Information provided —
□ □ □
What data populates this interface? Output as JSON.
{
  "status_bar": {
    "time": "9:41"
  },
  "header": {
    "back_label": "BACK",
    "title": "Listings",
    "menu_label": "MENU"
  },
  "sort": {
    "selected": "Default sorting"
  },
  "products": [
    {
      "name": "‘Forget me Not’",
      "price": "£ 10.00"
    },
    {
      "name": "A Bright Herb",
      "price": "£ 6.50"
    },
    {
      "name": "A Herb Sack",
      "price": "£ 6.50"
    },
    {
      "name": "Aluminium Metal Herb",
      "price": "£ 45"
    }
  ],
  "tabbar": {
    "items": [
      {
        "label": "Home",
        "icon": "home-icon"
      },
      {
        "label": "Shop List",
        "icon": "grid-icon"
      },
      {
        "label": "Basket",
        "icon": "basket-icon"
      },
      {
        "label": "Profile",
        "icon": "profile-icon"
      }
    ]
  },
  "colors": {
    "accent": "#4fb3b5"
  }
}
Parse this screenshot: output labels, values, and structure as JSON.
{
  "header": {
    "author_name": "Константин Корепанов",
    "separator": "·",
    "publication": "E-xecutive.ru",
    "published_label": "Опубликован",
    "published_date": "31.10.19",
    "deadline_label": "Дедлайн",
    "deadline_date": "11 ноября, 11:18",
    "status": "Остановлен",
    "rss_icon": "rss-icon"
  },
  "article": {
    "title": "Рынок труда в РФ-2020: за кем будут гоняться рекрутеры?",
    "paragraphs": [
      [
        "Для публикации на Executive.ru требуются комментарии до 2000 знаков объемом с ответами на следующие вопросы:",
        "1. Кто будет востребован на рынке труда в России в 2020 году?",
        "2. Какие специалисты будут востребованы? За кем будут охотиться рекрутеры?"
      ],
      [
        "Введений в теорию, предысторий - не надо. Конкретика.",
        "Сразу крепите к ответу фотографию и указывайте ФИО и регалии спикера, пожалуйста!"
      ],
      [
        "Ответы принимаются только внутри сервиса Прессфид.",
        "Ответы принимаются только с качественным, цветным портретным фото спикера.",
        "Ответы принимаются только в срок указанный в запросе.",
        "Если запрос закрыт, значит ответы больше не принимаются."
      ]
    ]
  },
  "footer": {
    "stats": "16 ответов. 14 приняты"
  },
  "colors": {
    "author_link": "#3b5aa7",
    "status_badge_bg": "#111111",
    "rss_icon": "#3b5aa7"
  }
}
□ □ □
Work to complete —
Using the data above, repeat every line exactly.

Solution for this exercise —
What data populates this interface? Output as JSON.
{
  "status_bar": {
    "time": "9:41"
  },
  "header": {
    "back_label": "BACK",
    "title": "Listings",
    "menu_label": "MENU"
  },
  "sort": {
    "selected": "Default sorting"
  },
  "products": [
    {
      "name": "‘Forget me Not’",
      "price": "£ 10.00"
    },
    {
      "name": "A Bright Herb",
      "price": "£ 6.50"
    },
    {
      "name": "A Herb Sack",
      "price": "£ 6.50"
    },
    {
      "name": "Aluminium Metal Herb",
      "price": "£ 45"
    }
  ],
  "tabbar": {
    "items": [
      {
        "label": "Home",
        "icon": "home-icon"
      },
      {
        "label": "Shop List",
        "icon": "grid-icon"
      },
      {
        "label": "Basket",
        "icon": "basket-icon"
      },
      {
        "label": "Profile",
        "icon": "profile-icon"
      }
    ]
  },
  "colors": {
    "accent": "#4fb3b5"
  }
}
Parse this screenshot: output labels, values, and structure as JSON.
{
  "header": {
    "author_name": "Константин Корепанов",
    "separator": "·",
    "publication": "E-xecutive.ru",
    "published_label": "Опубликован",
    "published_date": "31.10.19",
    "deadline_label": "Дедлайн",
    "deadline_date": "11 ноября, 11:18",
    "status": "Остановлен",
    "rss_icon": "rss-icon"
  },
  "article": {
    "title": "Рынок труда в РФ-2020: за кем будут гоняться рекрутеры?",
    "paragraphs": [
      [
        "Для публикации на Executive.ru требуются комментарии до 2000 знаков объемом с ответами на следующие вопросы:",
        "1. Кто будет востребован на рынке труда в России в 2020 году?",
        "2. Какие специалисты будут востребованы? За кем будут охотиться рекрутеры?"
      ],
      [
        "Введений в теорию, предысторий - не надо. Конкретика.",
        "Сразу крепите к ответу фотографию и указывайте ФИО и регалии спикера, пожалуйста!"
      ],
      [
        "Ответы принимаются только внутри сервиса Прессфид.",
        "Ответы принимаются только с качественным, цветным портретным фото спикера.",
        "Ответы принимаются только в срок указанный в запросе.",
        "Если запрос закрыт, значит ответы больше не принимаются."
      ]
    ]
  },
  "footer": {
    "stats": "16 ответов. 14 приняты"
  },
  "colors": {
    "author_link": "#3b5aa7",
    "status_badge_bg": "#111111",
    "rss_icon": "#3b5aa7"
  }
}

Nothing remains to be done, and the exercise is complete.